> **What is expected**
Take every line from the listing below that contains "Insurer".

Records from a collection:
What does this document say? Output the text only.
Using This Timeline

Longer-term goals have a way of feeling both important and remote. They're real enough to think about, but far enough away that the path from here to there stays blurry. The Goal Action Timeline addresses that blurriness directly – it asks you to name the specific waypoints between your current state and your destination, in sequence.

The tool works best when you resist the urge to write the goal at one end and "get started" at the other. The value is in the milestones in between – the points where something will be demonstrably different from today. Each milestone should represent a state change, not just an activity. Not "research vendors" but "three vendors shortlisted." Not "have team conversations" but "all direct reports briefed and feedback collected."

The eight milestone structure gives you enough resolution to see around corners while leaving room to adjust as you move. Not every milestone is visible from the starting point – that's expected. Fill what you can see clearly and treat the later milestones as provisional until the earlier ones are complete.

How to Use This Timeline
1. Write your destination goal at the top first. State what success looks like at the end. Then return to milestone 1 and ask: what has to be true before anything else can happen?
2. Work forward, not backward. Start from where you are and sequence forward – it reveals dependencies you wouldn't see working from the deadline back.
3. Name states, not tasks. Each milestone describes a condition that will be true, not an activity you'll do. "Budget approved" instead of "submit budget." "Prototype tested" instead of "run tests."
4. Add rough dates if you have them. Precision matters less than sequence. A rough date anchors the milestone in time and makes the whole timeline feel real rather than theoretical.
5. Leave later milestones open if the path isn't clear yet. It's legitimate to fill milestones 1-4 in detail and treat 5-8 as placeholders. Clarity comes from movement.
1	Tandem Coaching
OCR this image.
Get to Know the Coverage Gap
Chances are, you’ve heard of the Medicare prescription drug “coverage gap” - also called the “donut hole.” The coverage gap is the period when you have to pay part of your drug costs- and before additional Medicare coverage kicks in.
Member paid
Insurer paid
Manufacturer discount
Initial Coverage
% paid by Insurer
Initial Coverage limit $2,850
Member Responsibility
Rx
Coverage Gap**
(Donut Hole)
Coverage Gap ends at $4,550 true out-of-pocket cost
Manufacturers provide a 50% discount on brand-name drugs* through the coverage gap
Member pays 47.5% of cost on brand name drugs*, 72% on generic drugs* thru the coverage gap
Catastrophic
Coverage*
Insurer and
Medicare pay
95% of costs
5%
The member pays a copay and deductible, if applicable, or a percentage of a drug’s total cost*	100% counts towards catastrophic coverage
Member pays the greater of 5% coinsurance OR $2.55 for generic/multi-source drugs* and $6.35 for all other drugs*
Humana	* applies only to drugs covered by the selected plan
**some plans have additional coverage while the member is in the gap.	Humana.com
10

> **Correct output**
Insurer paid
% paid by Insurer
Insurer and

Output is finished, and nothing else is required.